* _EXERCISE PROMPT_:
Pull out every line with the word "data" from the entries below.

## start

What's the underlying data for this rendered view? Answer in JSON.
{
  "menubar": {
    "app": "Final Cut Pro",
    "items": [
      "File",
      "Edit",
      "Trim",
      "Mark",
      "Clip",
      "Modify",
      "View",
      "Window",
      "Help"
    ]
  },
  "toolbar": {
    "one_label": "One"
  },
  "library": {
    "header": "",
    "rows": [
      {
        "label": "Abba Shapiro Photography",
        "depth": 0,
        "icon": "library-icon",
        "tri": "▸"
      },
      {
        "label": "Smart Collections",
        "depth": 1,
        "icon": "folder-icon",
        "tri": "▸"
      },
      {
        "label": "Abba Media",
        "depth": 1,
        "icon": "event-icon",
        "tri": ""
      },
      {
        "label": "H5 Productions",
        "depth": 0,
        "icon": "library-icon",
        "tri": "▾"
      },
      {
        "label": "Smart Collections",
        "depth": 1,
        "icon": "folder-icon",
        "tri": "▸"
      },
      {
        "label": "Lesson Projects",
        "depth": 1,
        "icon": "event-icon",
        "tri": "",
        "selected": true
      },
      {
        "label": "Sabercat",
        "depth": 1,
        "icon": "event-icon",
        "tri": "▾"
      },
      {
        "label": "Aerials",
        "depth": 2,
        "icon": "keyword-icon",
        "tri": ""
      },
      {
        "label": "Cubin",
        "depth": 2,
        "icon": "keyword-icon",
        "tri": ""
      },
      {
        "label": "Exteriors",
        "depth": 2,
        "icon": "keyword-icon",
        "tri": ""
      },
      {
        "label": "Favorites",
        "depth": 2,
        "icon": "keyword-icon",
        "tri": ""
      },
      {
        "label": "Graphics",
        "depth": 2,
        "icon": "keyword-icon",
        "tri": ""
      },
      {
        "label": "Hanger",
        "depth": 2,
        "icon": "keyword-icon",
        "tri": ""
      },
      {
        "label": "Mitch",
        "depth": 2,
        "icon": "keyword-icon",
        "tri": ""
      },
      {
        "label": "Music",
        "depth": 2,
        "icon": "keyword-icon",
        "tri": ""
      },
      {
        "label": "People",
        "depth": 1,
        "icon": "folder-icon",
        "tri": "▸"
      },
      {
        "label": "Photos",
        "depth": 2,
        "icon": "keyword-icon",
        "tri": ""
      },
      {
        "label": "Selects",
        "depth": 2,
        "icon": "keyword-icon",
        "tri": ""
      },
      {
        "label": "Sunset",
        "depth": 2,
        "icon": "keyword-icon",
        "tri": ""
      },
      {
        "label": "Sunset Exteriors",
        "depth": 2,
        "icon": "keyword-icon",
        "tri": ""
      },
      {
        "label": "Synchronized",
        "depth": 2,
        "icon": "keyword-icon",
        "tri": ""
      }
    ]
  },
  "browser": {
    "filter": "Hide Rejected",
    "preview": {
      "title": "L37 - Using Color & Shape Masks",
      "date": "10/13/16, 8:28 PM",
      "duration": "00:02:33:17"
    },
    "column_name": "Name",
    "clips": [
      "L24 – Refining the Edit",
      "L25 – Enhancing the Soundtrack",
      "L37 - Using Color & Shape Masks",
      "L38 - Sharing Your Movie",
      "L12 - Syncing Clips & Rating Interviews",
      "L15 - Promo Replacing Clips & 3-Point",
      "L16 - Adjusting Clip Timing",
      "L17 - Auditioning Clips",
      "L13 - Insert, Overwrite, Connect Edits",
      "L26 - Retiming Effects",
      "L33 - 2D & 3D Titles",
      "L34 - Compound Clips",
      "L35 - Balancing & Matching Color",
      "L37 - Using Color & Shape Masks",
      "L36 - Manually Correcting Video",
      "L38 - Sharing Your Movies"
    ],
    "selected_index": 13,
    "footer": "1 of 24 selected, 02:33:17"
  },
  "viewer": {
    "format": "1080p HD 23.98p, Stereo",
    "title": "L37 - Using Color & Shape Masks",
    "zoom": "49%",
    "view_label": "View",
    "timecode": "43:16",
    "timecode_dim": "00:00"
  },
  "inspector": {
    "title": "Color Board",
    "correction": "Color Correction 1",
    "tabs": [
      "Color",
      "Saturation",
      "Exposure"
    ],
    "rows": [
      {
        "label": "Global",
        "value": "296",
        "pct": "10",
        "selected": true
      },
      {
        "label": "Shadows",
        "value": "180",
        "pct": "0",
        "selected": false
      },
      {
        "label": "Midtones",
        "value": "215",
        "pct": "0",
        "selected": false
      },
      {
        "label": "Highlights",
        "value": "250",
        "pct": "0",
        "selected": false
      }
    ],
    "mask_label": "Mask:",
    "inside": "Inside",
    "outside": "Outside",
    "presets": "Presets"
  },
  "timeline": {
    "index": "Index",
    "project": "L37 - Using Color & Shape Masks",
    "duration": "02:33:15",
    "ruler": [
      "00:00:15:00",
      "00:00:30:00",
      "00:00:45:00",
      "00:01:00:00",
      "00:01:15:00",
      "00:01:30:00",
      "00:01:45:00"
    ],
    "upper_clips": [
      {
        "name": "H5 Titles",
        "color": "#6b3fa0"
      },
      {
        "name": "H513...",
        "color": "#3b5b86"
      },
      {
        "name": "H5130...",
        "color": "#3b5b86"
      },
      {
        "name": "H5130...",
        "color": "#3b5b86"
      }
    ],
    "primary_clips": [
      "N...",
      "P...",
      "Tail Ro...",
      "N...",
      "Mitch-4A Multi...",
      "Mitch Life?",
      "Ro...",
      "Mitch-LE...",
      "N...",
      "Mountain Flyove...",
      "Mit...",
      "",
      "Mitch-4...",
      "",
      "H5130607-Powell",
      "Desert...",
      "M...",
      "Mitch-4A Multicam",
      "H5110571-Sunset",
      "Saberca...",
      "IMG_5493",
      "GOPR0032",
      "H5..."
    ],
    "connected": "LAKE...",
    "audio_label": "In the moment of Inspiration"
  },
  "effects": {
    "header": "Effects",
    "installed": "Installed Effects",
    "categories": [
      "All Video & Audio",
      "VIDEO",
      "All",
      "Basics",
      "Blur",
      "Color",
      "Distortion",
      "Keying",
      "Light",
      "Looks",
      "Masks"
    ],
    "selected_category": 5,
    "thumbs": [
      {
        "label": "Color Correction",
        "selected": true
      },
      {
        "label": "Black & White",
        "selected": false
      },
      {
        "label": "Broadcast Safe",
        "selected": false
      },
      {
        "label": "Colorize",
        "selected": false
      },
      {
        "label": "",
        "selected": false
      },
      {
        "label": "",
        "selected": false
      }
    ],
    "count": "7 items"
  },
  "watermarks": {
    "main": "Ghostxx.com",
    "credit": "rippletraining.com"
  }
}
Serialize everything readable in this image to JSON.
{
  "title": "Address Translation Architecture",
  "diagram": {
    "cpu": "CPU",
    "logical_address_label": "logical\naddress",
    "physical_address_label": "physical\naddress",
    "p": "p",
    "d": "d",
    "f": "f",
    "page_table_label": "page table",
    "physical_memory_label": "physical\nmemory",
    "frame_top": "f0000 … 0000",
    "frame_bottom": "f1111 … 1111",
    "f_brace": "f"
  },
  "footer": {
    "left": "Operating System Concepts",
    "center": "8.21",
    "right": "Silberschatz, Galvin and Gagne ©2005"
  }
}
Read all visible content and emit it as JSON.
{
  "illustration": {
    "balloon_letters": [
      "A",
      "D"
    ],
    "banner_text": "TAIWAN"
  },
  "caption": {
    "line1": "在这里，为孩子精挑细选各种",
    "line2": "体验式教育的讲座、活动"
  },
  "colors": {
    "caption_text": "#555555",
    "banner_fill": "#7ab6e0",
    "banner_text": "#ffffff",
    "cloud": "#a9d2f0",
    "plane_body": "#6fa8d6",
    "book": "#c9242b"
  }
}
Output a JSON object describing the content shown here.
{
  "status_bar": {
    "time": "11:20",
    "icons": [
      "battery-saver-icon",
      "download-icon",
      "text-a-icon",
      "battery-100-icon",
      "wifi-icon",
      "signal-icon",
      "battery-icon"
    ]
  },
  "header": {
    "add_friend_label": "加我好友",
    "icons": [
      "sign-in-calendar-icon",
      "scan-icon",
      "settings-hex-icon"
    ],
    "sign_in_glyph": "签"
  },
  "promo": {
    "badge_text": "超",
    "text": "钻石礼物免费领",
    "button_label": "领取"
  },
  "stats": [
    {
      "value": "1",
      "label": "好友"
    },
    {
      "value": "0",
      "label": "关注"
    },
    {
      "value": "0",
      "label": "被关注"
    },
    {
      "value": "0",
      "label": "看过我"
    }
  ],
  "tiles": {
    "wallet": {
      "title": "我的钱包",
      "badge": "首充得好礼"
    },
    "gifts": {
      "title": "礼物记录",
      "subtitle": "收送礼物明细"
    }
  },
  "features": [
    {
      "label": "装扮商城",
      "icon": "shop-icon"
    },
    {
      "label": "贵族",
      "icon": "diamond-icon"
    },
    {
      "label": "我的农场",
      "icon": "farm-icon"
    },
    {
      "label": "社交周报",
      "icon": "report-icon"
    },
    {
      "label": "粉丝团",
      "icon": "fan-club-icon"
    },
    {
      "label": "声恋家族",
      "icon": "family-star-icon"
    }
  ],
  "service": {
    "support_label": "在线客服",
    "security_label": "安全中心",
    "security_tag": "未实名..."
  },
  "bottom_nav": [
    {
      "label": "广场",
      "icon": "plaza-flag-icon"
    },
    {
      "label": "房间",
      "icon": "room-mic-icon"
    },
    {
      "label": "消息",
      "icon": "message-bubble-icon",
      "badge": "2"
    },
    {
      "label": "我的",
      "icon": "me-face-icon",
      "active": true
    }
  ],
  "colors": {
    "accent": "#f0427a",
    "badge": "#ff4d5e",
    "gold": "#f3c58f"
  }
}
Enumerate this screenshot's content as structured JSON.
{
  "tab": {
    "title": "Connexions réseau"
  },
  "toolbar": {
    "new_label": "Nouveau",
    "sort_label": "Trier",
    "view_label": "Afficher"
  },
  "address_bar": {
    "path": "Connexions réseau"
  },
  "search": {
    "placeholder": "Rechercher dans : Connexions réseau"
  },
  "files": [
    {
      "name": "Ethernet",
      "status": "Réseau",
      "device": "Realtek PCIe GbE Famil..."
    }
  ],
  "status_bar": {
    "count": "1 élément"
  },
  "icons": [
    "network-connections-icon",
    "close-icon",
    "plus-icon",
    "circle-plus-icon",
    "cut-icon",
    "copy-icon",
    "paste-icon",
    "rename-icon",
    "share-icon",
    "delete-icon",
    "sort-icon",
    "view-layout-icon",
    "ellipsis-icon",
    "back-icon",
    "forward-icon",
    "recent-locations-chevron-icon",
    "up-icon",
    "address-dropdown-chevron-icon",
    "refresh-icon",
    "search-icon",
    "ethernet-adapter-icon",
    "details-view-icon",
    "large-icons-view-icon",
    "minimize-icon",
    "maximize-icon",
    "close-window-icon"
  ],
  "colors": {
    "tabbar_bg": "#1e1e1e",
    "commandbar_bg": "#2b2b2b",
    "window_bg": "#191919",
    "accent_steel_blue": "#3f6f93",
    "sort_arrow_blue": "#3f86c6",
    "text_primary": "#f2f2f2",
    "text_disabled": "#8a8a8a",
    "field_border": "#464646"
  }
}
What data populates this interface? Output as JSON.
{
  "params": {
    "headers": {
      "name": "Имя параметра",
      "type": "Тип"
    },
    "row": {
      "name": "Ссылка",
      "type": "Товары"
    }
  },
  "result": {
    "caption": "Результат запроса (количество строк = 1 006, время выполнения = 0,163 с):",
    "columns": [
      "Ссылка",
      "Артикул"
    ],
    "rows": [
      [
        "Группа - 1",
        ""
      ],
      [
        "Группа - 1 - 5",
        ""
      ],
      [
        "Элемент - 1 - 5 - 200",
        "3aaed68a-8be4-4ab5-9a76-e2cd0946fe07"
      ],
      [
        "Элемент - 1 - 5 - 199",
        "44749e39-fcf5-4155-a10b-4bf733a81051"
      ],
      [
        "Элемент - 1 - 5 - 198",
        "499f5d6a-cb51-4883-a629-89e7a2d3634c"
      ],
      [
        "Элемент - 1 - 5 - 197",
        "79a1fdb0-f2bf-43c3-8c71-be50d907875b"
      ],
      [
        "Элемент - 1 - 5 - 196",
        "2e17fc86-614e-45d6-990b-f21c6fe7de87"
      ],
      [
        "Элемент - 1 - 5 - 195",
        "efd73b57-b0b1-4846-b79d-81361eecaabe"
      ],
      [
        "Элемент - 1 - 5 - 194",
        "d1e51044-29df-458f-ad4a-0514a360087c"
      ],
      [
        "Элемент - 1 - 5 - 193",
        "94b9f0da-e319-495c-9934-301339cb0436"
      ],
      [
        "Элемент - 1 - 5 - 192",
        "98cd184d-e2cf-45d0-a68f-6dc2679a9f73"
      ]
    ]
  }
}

## end

* _TASK OUTPUT_:
What's the underlying data for this rendered view? Answer in JSON.
What data populates this interface? Output as JSON.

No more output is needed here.